**Aim of the exercise:** Write the listing out again, all of it, word for word.

=-=-=-=-=

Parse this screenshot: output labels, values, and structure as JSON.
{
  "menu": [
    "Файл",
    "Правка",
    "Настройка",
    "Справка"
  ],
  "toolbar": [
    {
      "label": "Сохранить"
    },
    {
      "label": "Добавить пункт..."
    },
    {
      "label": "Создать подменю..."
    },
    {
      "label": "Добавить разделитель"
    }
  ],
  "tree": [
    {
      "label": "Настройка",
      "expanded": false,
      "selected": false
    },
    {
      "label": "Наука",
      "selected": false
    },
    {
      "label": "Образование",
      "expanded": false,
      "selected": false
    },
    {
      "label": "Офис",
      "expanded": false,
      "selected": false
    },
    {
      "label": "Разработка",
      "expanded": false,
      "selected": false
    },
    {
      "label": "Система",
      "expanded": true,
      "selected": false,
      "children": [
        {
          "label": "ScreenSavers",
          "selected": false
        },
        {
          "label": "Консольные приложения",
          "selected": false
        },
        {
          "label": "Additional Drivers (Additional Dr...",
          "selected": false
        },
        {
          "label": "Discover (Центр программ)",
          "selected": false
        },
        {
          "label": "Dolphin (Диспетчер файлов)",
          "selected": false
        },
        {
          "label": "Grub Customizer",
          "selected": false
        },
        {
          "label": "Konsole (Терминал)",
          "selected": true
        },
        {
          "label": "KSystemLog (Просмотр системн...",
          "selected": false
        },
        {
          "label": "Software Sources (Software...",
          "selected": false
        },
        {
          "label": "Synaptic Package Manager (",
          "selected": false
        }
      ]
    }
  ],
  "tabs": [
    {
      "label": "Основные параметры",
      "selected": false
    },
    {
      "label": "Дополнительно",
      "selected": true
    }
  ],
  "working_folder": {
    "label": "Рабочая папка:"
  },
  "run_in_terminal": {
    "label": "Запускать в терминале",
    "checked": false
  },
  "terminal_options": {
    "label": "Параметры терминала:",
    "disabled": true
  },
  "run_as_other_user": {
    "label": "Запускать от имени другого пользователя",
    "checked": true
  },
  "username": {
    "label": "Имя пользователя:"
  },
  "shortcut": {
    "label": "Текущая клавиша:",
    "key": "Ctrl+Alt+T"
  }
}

=-=-=-=-=

**Reply:**
Parse this screenshot: output labels, values, and structure as JSON.
{
  "menu": [
    "Файл",
    "Правка",
    "Настройка",
    "Справка"
  ],
  "toolbar": [
    {
      "label": "Сохранить"
    },
    {
      "label": "Добавить пункт..."
    },
    {
      "label": "Создать подменю..."
    },
    {
      "label": "Добавить разделитель"
    }
  ],
  "tree": [
    {
      "label": "Настройка",
      "expanded": false,
      "selected": false
    },
    {
      "label": "Наука",
      "selected": false
    },
    {
      "label": "Образование",
      "expanded": false,
      "selected": false
    },
    {
      "label": "Офис",
      "expanded": false,
      "selected": false
    },
    {
      "label": "Разработка",
      "expanded": false,
      "selected": false
    },
    {
      "label": "Система",
      "expanded": true,
      "selected": false,
      "children": [
        {
          "label": "ScreenSavers",
          "selected": false
        },
        {
          "label": "Консольные приложения",
          "selected": false
        },
        {
          "label": "Additional Drivers (Additional Dr...",
          "selected": false
        },
        {
          "label": "Discover (Центр программ)",
          "selected": false
        },
        {
          "label": "Dolphin (Диспетчер файлов)",
          "selected": false
        },
        {
          "label": "Grub Customizer",
          "selected": false
        },
        {
          "label": "Konsole (Терминал)",
          "selected": true
        },
        {
          "label": "KSystemLog (Просмотр системн...",
          "selected": false
        },
        {
          "label": "Software Sources (Software...",
          "selected": false
        },
        {
          "label": "Synaptic Package Manager (",
          "selected": false
        }
      ]
    }
  ],
  "tabs": [
    {
      "label": "Основные параметры",
      "selected": false
    },
    {
      "label": "Дополнительно",
      "selected": true
    }
  ],
  "working_folder": {
    "label": "Рабочая папка:"
  },
  "run_in_terminal": {
    "label": "Запускать в терминале",
    "checked": false
  },
  "terminal_options": {
    "label": "Параметры терминала:",
    "disabled": true
  },
  "run_as_other_user": {
    "label": "Запускать от имени другого пользователя",
    "checked": true
  },
  "username": {
    "label": "Имя пользователя:"
  },
  "shortcut": {
    "label": "Текущая клавиша:",
    "key": "Ctrl+Alt+T"
  }
}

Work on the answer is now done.